→ What to do
Extract the whole listing as it stands. Do not include the pictures.

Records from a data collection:
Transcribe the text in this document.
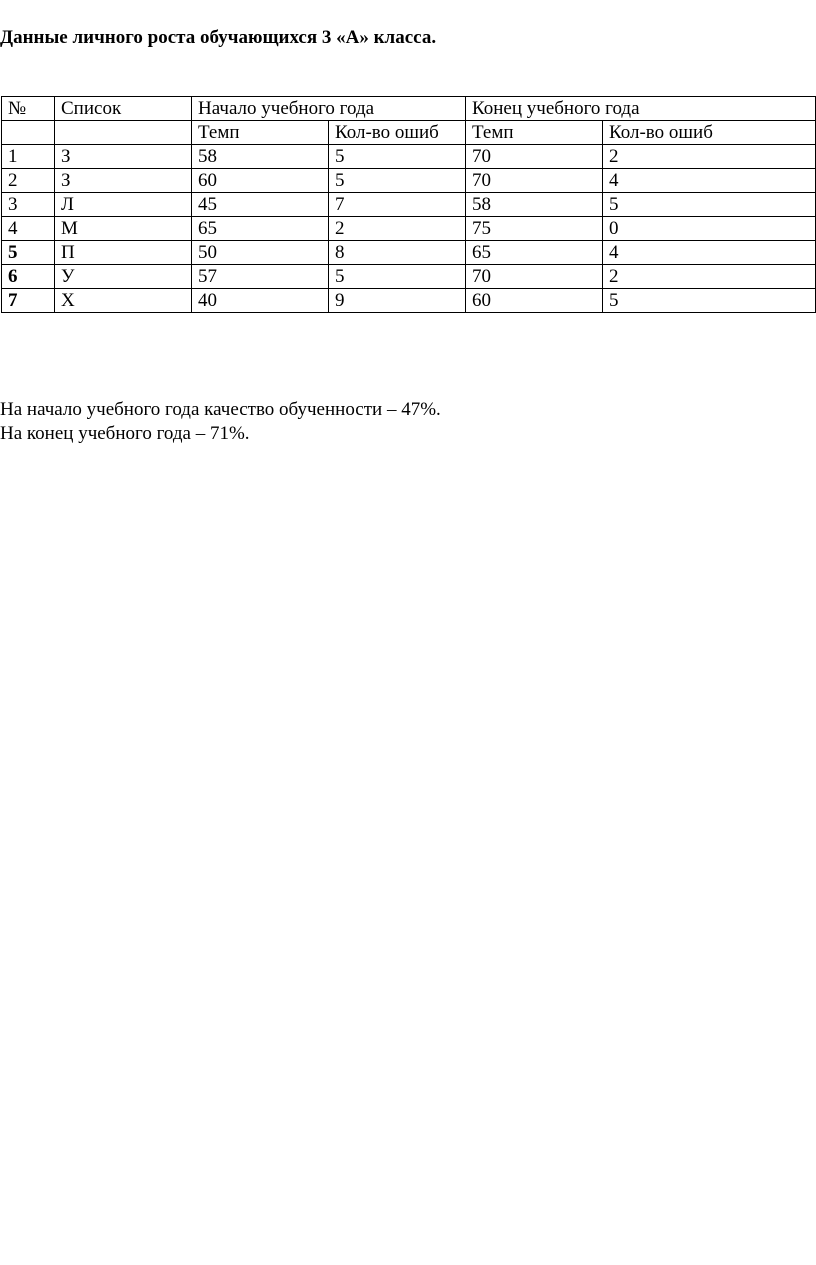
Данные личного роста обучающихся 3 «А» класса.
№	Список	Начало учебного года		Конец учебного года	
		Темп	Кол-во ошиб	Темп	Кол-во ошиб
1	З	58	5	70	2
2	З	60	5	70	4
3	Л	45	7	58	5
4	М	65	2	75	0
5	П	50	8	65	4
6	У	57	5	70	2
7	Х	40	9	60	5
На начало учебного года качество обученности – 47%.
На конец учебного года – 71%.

→ Answer in full
Transcribe the text in this document.
Данные личного роста обучающихся 3 «А» класса.
№	Список	Начало учебного года		Конец учебного года	
		Темп	Кол-во ошиб	Темп	Кол-во ошиб
1	З	58	5	70	2
2	З	60	5	70	4
3	Л	45	7	58	5
4	М	65	2	75	0
5	П	50	8	65	4
6	У	57	5	70	2
7	Х	40	9	60	5
На начало учебного года качество обученности – 47%.
На конец учебного года – 71%.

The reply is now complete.